----- Provided information
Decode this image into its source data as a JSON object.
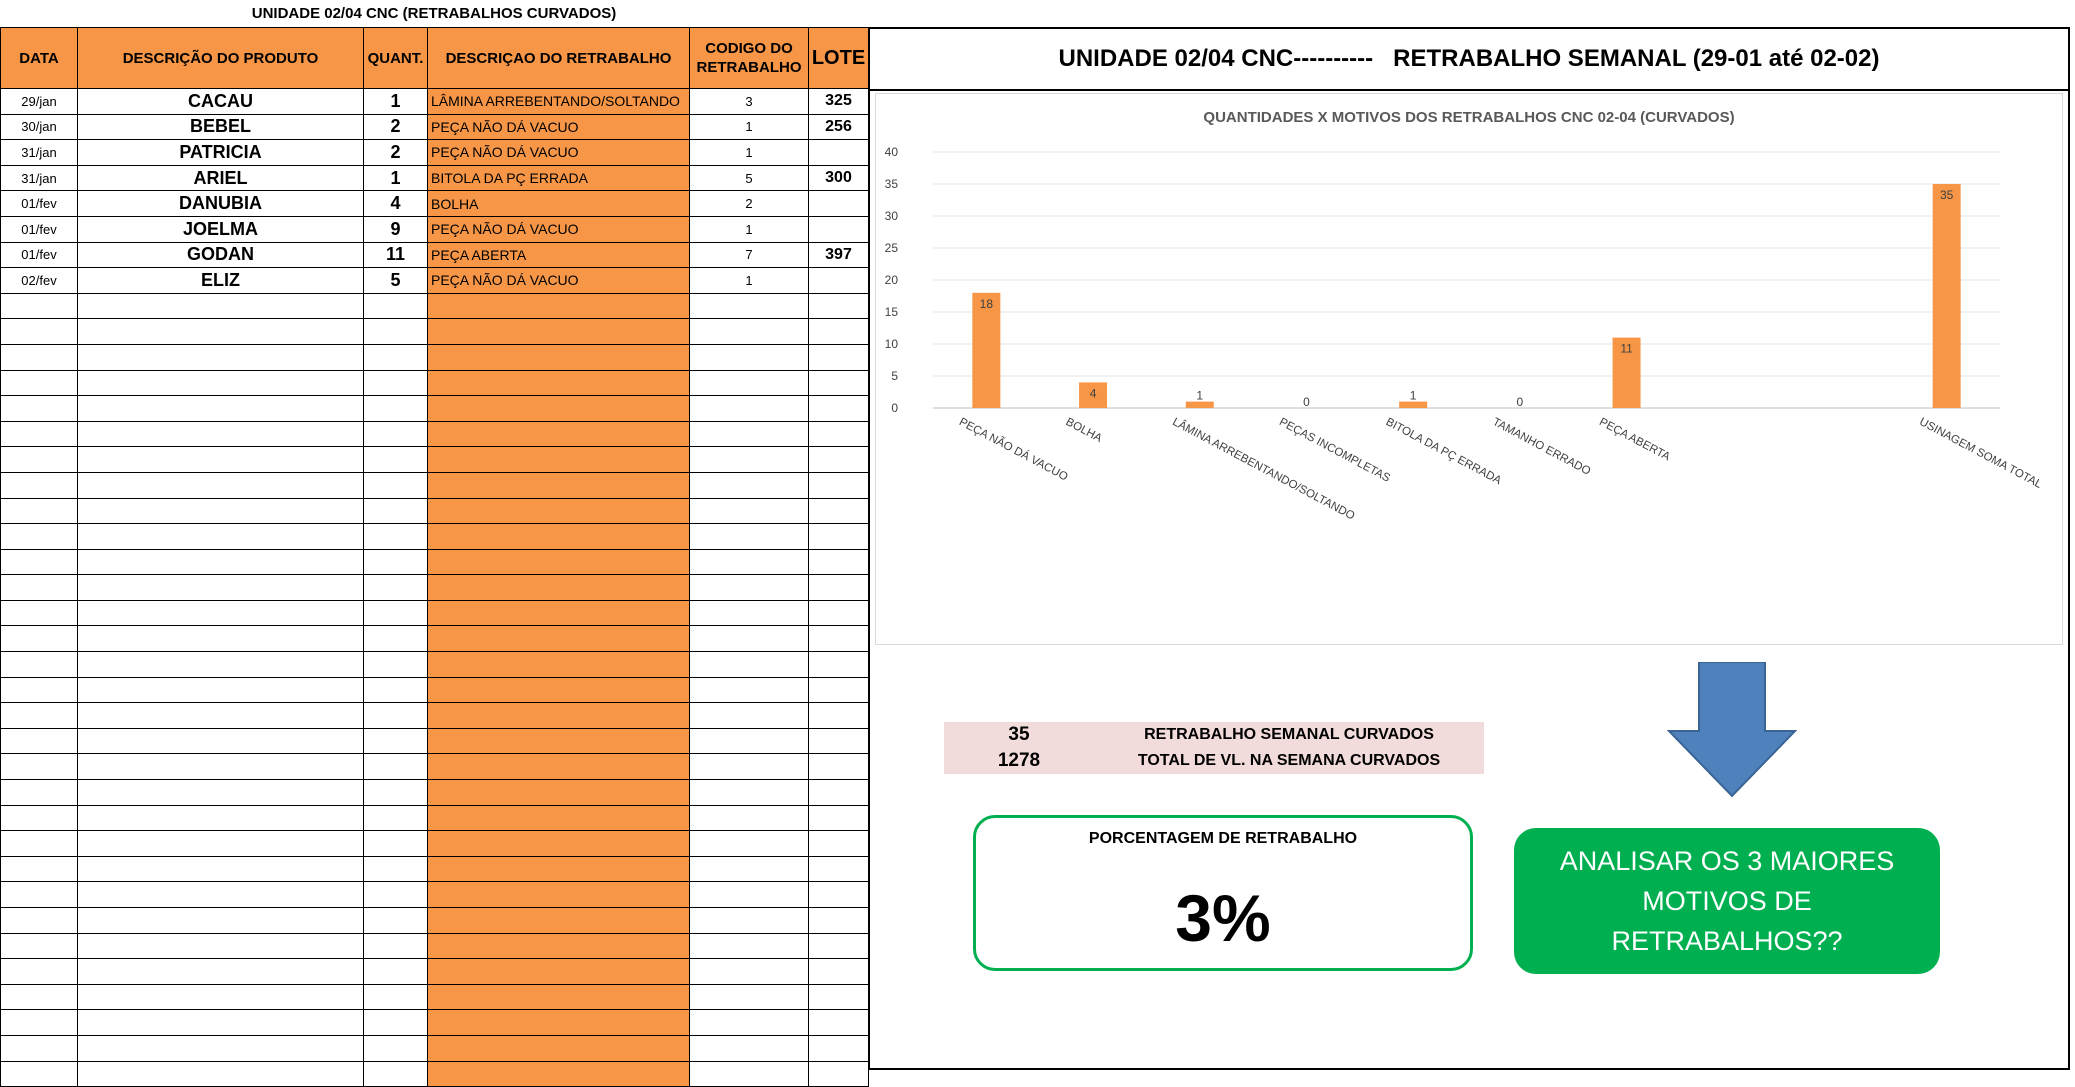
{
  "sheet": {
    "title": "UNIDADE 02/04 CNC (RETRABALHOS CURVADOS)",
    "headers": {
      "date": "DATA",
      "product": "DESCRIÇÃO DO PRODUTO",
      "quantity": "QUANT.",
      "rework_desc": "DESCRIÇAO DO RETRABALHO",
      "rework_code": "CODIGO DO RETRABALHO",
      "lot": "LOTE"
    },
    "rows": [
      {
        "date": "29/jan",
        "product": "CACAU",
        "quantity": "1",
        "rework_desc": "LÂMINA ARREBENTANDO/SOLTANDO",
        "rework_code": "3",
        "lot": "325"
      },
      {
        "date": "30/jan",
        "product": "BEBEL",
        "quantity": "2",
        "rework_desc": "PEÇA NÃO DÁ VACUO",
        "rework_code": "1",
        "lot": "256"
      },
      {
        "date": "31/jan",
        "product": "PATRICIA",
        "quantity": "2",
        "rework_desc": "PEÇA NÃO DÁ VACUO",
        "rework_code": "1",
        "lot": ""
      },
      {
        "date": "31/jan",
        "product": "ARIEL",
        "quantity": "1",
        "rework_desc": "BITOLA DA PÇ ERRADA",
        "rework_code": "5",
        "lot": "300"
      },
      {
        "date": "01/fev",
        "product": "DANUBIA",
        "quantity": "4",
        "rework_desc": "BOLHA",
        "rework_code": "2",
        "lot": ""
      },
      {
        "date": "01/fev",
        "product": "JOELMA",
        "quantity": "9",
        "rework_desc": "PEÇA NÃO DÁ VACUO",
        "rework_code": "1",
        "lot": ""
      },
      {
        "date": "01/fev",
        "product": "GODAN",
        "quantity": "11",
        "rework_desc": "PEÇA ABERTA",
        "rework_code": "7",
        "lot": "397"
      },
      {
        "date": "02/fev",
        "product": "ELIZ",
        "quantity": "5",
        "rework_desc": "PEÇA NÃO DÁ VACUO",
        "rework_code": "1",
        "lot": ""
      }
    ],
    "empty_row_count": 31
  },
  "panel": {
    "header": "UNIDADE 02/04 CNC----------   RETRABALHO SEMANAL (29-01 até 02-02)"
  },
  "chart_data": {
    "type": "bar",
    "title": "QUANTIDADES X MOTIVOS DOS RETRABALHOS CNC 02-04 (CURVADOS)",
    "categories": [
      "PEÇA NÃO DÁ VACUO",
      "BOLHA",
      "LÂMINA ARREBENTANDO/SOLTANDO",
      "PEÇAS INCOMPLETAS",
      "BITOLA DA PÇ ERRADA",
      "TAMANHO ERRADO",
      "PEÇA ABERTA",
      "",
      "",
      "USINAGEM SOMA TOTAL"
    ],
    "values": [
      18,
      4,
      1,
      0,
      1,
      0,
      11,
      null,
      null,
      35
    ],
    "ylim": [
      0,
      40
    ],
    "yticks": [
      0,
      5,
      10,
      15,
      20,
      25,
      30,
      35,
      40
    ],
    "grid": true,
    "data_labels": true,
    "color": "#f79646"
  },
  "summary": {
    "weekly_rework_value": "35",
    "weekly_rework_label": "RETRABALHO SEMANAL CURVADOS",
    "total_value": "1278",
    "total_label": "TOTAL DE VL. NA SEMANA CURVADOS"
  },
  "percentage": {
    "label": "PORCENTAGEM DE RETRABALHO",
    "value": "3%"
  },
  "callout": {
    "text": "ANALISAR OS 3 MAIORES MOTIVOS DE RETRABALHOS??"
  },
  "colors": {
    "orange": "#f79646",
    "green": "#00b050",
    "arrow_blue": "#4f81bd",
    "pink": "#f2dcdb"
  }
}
----------
----- Provided information
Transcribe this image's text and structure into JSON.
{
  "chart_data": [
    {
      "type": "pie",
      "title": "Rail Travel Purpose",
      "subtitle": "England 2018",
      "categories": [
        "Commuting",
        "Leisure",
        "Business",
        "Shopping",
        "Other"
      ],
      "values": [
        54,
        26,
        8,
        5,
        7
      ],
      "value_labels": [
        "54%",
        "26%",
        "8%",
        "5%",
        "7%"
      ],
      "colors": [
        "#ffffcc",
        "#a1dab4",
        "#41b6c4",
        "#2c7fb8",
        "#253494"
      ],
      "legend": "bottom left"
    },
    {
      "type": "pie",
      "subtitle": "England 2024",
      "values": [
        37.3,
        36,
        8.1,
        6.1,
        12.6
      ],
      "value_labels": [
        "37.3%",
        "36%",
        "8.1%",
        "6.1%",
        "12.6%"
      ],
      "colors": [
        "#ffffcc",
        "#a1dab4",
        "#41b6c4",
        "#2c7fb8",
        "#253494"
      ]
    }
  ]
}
----------
Wherever the word "product" occurs in a line of the listing, copy that line.

Task output
      "product": "DESCRIÇÃO DO PRODUTO",
        "product": "CACAU",
        "product": "BEBEL",
        "product": "PATRICIA",
        "product": "ARIEL",
        "product": "DANUBIA",
        "product": "JOELMA",
        "product": "GODAN",
        "product": "ELIZ",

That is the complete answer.